Exercise material —

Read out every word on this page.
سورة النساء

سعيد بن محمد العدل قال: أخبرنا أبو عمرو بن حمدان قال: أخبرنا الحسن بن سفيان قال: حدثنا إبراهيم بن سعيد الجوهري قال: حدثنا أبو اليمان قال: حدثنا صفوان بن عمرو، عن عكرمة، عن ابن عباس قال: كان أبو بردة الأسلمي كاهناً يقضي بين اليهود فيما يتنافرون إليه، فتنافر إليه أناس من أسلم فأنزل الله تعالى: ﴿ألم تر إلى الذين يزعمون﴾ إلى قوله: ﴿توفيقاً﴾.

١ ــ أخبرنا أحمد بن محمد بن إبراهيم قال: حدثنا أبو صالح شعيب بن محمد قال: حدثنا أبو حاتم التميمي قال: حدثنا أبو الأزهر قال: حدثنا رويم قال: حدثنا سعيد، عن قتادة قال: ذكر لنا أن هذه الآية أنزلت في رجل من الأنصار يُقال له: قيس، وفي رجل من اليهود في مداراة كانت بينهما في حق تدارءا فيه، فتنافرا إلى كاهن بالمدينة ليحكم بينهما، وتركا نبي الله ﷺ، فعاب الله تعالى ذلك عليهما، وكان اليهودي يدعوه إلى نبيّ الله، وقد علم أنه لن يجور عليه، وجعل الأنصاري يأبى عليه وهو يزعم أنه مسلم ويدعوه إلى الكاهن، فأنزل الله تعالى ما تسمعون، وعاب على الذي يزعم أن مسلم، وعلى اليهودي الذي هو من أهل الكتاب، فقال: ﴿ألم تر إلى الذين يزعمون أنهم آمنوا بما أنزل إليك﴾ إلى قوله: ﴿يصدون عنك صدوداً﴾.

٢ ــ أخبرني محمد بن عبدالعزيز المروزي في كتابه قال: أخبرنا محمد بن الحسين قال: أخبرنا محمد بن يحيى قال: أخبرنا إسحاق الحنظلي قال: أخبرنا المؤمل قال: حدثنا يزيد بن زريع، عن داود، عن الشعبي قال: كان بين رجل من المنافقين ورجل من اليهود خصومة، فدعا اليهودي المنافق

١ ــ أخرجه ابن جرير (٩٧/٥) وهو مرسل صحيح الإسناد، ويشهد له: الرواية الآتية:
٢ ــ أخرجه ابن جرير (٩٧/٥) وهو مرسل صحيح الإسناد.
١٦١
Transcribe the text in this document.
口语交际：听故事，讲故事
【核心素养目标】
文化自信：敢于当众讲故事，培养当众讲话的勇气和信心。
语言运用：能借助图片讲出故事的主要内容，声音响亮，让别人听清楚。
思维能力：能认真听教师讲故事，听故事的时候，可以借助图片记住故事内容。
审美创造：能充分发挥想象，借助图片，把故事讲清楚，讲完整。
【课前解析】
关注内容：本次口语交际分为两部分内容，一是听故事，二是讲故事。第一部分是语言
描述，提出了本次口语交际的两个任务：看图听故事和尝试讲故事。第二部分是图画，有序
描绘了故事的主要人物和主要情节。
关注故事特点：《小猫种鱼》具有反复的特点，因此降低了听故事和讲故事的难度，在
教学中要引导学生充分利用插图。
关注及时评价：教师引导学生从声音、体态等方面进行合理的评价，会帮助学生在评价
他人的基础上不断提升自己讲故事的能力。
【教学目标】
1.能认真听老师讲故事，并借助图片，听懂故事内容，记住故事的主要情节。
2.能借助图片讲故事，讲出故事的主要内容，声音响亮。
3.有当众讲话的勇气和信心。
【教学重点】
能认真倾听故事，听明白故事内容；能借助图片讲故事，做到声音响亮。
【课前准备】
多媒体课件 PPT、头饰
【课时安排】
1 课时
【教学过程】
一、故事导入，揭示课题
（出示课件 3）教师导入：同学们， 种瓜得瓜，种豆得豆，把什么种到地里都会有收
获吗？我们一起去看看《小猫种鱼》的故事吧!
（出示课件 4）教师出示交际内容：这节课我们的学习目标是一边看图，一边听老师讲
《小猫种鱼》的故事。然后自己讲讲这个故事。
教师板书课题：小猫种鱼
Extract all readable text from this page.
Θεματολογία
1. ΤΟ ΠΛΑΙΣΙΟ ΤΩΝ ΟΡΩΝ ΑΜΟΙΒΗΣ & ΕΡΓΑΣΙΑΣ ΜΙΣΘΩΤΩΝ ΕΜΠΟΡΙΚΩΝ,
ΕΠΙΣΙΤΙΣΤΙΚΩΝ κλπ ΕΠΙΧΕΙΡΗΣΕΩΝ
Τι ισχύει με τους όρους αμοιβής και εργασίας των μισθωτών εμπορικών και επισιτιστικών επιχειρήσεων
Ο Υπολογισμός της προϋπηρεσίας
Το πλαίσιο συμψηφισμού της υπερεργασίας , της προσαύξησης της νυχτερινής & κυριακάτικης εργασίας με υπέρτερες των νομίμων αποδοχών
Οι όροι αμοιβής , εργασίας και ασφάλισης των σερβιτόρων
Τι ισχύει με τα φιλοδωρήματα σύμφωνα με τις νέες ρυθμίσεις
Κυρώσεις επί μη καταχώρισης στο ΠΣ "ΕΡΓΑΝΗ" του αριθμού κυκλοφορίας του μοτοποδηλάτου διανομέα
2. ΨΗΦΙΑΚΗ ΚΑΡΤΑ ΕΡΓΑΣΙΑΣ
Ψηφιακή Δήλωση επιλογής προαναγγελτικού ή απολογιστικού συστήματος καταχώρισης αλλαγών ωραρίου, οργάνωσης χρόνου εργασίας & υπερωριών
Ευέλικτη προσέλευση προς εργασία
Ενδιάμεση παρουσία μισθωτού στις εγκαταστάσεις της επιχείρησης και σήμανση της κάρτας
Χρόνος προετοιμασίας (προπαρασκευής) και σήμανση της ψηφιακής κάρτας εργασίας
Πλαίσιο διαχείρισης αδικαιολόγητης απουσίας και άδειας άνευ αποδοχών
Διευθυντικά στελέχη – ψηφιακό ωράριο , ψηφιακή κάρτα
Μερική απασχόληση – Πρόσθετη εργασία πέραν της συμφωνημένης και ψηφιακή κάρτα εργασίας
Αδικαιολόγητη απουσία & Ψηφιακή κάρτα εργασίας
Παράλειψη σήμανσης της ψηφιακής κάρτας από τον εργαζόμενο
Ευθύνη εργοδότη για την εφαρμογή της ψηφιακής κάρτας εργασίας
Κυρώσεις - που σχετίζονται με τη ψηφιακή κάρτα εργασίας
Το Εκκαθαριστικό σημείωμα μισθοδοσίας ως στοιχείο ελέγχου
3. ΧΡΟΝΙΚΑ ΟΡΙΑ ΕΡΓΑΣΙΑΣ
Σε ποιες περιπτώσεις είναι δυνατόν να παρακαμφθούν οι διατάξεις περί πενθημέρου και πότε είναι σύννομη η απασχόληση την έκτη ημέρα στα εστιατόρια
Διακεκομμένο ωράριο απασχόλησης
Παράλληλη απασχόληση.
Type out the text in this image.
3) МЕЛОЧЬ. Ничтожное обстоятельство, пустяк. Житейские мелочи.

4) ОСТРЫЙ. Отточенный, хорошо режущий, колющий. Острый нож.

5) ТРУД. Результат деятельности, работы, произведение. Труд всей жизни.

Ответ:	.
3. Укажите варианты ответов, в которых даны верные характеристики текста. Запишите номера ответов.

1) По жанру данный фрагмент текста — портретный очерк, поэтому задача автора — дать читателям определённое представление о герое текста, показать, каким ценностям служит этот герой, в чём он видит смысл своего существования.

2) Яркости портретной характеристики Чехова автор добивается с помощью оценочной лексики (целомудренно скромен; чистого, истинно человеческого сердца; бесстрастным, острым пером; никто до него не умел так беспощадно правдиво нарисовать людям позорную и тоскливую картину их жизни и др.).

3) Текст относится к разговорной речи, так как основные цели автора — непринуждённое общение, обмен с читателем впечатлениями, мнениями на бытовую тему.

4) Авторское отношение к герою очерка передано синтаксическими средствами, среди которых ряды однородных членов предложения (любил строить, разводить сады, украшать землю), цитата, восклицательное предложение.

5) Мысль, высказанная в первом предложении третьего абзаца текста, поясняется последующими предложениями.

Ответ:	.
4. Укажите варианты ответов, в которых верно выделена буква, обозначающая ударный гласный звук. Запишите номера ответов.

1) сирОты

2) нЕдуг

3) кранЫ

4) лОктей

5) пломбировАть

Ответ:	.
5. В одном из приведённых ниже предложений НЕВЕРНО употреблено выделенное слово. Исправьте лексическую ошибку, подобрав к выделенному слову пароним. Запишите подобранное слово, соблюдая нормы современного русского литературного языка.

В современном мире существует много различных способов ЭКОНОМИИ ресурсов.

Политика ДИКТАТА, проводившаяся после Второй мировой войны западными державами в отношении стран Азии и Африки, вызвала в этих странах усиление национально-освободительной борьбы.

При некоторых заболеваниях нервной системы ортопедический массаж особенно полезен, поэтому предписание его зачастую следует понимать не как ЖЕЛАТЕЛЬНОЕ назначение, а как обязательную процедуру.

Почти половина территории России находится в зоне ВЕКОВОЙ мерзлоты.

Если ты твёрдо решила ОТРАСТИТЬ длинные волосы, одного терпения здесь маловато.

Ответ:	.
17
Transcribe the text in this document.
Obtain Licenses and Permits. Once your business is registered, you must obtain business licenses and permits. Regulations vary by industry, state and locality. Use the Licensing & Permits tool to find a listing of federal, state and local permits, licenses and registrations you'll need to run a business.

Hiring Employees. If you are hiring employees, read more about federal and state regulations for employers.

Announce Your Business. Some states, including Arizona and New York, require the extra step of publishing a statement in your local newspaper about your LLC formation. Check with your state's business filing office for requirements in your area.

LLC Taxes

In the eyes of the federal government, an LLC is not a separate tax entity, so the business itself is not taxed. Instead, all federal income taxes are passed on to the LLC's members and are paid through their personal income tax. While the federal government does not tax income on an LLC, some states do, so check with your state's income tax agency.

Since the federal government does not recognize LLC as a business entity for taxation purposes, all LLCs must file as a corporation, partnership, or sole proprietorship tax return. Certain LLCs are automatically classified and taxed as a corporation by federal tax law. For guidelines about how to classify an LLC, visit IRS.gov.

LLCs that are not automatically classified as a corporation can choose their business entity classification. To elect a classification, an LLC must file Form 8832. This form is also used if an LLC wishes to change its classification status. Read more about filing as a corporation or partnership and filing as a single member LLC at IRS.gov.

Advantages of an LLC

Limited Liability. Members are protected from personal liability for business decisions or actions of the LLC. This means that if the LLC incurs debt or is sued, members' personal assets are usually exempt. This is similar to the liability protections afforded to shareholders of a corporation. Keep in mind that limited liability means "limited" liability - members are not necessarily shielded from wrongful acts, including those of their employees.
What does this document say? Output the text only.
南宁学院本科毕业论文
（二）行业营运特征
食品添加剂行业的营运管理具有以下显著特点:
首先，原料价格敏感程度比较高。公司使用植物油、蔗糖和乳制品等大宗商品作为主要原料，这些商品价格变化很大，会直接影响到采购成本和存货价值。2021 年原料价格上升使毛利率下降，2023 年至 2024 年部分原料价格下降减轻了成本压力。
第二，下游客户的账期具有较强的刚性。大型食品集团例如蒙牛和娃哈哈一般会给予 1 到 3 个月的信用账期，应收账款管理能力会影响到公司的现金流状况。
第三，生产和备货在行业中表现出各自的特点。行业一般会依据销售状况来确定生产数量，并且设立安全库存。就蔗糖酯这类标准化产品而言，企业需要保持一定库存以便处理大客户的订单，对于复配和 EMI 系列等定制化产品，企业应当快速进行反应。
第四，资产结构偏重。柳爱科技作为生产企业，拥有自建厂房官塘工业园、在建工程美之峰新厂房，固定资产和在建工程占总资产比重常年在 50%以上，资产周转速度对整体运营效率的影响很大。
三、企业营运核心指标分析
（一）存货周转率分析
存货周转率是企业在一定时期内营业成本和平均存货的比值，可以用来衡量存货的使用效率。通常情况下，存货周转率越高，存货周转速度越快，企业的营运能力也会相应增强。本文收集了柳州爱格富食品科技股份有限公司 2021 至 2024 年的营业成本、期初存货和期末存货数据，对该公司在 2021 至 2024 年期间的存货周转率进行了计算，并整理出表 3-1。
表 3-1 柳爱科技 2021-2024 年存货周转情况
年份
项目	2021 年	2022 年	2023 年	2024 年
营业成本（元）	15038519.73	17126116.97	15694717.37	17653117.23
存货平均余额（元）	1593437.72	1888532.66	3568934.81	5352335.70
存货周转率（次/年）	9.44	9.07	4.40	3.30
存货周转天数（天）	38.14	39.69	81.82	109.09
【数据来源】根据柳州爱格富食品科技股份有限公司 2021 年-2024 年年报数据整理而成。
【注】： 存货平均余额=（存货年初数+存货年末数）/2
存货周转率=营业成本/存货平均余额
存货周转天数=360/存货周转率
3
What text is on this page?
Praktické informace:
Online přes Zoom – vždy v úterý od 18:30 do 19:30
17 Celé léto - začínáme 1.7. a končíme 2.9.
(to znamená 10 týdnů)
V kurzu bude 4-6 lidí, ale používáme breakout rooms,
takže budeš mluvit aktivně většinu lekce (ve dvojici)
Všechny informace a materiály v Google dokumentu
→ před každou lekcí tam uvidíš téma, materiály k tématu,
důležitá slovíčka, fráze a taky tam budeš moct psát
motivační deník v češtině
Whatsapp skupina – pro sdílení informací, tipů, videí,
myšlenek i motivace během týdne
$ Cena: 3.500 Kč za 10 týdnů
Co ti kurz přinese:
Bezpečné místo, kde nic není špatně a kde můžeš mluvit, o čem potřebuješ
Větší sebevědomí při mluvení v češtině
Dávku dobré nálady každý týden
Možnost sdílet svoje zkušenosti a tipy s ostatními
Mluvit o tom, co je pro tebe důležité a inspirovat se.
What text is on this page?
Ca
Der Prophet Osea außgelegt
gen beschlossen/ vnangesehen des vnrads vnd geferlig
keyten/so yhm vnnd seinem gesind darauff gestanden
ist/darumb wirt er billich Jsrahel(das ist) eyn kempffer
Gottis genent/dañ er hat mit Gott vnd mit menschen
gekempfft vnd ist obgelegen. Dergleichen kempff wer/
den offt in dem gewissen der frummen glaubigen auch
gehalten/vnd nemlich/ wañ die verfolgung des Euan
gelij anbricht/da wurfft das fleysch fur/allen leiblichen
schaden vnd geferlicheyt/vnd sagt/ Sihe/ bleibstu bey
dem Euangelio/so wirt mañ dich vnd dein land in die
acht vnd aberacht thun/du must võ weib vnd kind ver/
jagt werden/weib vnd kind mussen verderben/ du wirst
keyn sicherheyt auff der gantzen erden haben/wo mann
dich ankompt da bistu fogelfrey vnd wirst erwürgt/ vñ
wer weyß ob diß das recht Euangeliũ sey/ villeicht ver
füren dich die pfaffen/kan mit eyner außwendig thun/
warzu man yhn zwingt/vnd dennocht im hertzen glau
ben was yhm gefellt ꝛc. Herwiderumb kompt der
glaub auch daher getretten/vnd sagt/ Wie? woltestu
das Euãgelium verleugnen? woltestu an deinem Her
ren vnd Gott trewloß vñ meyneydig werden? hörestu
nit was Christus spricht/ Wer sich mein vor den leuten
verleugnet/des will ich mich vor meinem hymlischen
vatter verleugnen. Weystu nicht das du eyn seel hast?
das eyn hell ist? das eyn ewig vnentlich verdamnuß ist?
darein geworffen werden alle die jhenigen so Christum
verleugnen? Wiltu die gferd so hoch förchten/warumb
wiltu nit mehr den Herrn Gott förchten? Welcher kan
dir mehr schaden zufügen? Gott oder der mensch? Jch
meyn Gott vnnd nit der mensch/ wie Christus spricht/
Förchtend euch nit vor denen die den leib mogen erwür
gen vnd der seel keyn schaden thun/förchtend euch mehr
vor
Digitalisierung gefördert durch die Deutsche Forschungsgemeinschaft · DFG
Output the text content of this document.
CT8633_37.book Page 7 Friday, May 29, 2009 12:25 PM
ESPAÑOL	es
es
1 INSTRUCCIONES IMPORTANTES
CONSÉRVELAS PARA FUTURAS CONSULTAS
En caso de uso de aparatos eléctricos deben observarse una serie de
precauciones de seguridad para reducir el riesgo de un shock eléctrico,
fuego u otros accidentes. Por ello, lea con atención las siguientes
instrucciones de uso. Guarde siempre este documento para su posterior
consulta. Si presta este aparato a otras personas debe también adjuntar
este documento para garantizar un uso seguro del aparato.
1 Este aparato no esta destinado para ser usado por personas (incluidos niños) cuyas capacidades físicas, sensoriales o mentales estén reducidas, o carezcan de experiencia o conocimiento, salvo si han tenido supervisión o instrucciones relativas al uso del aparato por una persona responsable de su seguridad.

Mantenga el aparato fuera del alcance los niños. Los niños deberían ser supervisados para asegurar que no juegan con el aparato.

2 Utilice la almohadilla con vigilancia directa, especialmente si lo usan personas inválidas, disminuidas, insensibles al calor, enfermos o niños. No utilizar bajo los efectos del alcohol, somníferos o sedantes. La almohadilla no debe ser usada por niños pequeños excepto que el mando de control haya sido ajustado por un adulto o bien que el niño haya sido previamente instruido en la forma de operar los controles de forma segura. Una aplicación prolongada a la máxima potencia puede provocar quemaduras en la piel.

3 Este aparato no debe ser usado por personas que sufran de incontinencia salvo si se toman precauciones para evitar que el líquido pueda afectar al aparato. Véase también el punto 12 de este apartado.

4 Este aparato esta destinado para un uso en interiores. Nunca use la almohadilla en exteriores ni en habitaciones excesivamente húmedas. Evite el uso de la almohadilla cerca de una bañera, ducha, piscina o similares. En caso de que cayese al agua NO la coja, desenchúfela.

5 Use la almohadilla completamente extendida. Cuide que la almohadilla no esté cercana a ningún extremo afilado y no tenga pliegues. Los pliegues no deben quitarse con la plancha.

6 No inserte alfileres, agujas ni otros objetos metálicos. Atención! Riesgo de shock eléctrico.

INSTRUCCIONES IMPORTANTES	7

Exercise brief — In the material above, tally every line with the string "keyn" in it, then give that number alone.

Finished task — 2